- _Exercise directions_
From the listing below, extract each line containing the string "TradingView".

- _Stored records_

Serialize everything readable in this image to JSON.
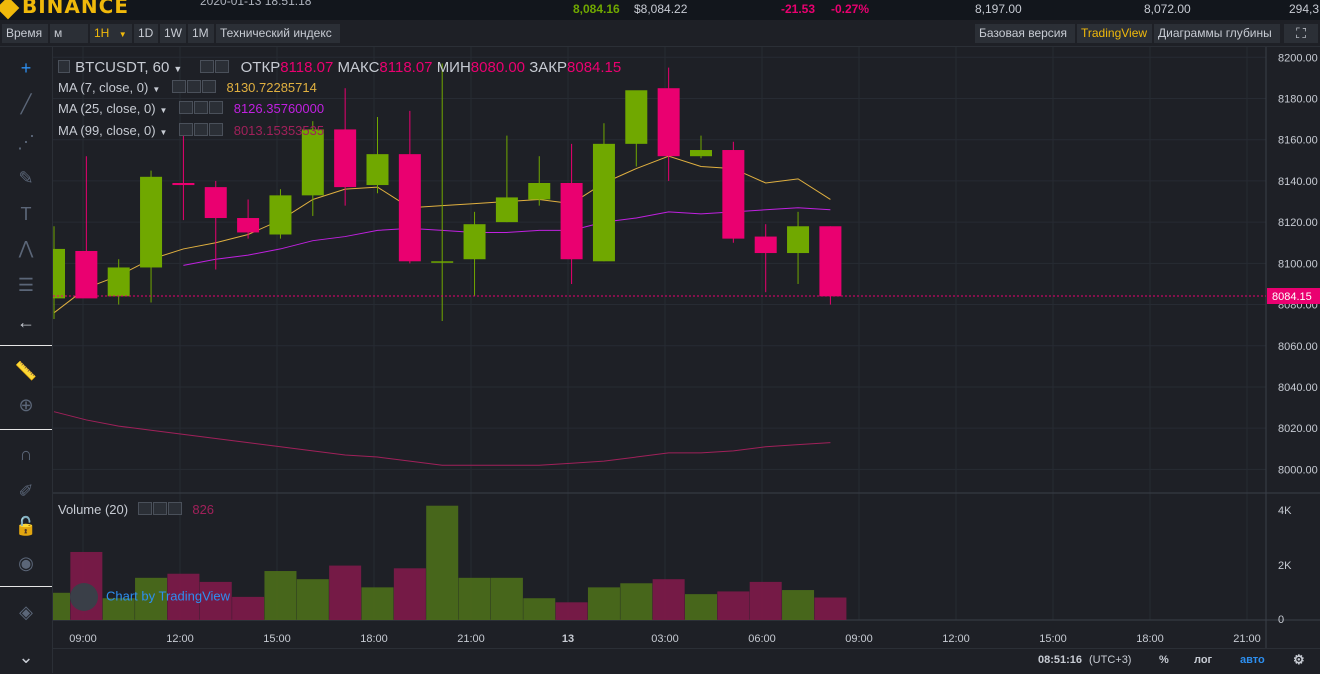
{
  "header": {
    "logo": "BINANCE",
    "datetime": "2020-01-13 18:51:18",
    "price": "8,084.16",
    "price_usd": "$8,084.22",
    "change": "-21.53",
    "change_pct": "-0.27%",
    "high": "8,197.00",
    "low": "8,072.00",
    "volume": "294,3"
  },
  "toolbar": {
    "time_label": "Время",
    "minutes": "м",
    "interval_1h": "1H",
    "interval_1d": "1D",
    "interval_1w": "1W",
    "interval_1m": "1M",
    "indicators": "Технический индекс",
    "basic_version": "Базовая версия",
    "tradingview": "TradingView",
    "depth_chart": "Диаграммы глубины"
  },
  "legend": {
    "symbol": "BTCUSDT, 60",
    "open_label": "ОТКР",
    "open": "8118.07",
    "high_label": "МАКС",
    "high": "8118.07",
    "low_label": "МИН",
    "low": "8080.00",
    "close_label": "ЗАКР",
    "close": "8084.15",
    "ma7": "MA (7, close, 0)",
    "ma7_val": "8130.72285714",
    "ma25": "MA (25, close, 0)",
    "ma25_val": "8126.35760000",
    "ma99": "MA (99, close, 0)",
    "ma99_val": "8013.15353535",
    "volume": "Volume (20)",
    "volume_val": "826"
  },
  "credit": "Chart by TradingView",
  "bottom": {
    "clock": "08:51:16",
    "tz": "(UTC+3)",
    "pct": "%",
    "log": "лог",
    "auto": "авто"
  },
  "colors": {
    "up": "#70a800",
    "down": "#ea0070",
    "ma7": "#e0b040",
    "ma25": "#c020e0",
    "ma99": "#a0205a",
    "accent": "#f0b90b"
  },
  "chart_data": {
    "type": "candlestick",
    "price_axis": {
      "ticks": [
        8000,
        8020,
        8040,
        8060,
        8080,
        8100,
        8120,
        8140,
        8160,
        8180,
        8200
      ],
      "range": [
        7990,
        8205
      ],
      "last_price_label": "8084.15"
    },
    "time_axis": {
      "labels": [
        "09:00",
        "12:00",
        "15:00",
        "18:00",
        "21:00",
        "13",
        "03:00",
        "06:00",
        "09:00",
        "12:00",
        "15:00",
        "18:00",
        "21:00"
      ]
    },
    "volume_axis": {
      "ticks": [
        "4K",
        "2K",
        "0"
      ]
    },
    "candles": [
      {
        "o": 8083,
        "h": 8118,
        "l": 8073,
        "c": 8107
      },
      {
        "o": 8106,
        "h": 8152,
        "l": 8084,
        "c": 8083
      },
      {
        "o": 8084,
        "h": 8102,
        "l": 8080,
        "c": 8098
      },
      {
        "o": 8098,
        "h": 8145,
        "l": 8081,
        "c": 8142
      },
      {
        "o": 8139,
        "h": 8163,
        "l": 8121,
        "c": 8138
      },
      {
        "o": 8137,
        "h": 8140,
        "l": 8097,
        "c": 8122
      },
      {
        "o": 8122,
        "h": 8131,
        "l": 8112,
        "c": 8115
      },
      {
        "o": 8114,
        "h": 8136,
        "l": 8112,
        "c": 8133
      },
      {
        "o": 8133,
        "h": 8169,
        "l": 8123,
        "c": 8165
      },
      {
        "o": 8165,
        "h": 8185,
        "l": 8128,
        "c": 8137
      },
      {
        "o": 8138,
        "h": 8171,
        "l": 8134,
        "c": 8153
      },
      {
        "o": 8153,
        "h": 8174,
        "l": 8100,
        "c": 8101
      },
      {
        "o": 8101,
        "h": 8197,
        "l": 8072,
        "c": 8101
      },
      {
        "o": 8102,
        "h": 8125,
        "l": 8084,
        "c": 8119
      },
      {
        "o": 8120,
        "h": 8162,
        "l": 8120,
        "c": 8132
      },
      {
        "o": 8131,
        "h": 8152,
        "l": 8128,
        "c": 8139
      },
      {
        "o": 8139,
        "h": 8158,
        "l": 8090,
        "c": 8102
      },
      {
        "o": 8101,
        "h": 8168,
        "l": 8101,
        "c": 8158
      },
      {
        "o": 8158,
        "h": 8183,
        "l": 8147,
        "c": 8184
      },
      {
        "o": 8185,
        "h": 8195,
        "l": 8140,
        "c": 8152
      },
      {
        "o": 8152,
        "h": 8162,
        "l": 8151,
        "c": 8155
      },
      {
        "o": 8155,
        "h": 8159,
        "l": 8110,
        "c": 8112
      },
      {
        "o": 8113,
        "h": 8119,
        "l": 8086,
        "c": 8105
      },
      {
        "o": 8105,
        "h": 8125,
        "l": 8090,
        "c": 8118
      },
      {
        "o": 8118,
        "h": 8118,
        "l": 8080,
        "c": 8084
      }
    ],
    "ma7": [
      8076,
      8088,
      8094,
      8102,
      8107,
      8110,
      8114,
      8121,
      8131,
      8136,
      8137,
      8127,
      8128,
      8129,
      8130,
      8131,
      8129,
      8139,
      8146,
      8152,
      8147,
      8146,
      8139,
      8141,
      8131
    ],
    "ma25": [
      null,
      null,
      null,
      null,
      8099,
      8102,
      8104,
      8107,
      8111,
      8113,
      8116,
      8117,
      8116,
      8115,
      8115,
      8116,
      8116,
      8120,
      8122,
      8125,
      8124,
      8125,
      8126,
      8127,
      8126
    ],
    "ma99": [
      8028,
      8024,
      8021,
      8019,
      8017,
      8015,
      8013,
      8011,
      8009,
      8007,
      8006,
      8004,
      8002,
      8002,
      8002,
      8002,
      8003,
      8004,
      8006,
      8008,
      8008,
      8009,
      8011,
      8012,
      8013
    ],
    "volumes": [
      1000,
      2500,
      800,
      1550,
      1700,
      1400,
      850,
      1800,
      1500,
      2000,
      1200,
      1900,
      4200,
      1550,
      1550,
      800,
      650,
      1200,
      1350,
      1500,
      950,
      1050,
      1400,
      1100,
      826
    ]
  }
}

- _Answer to the problem_
    "tradingview": "TradingView",
  "credit": "Chart by TradingView",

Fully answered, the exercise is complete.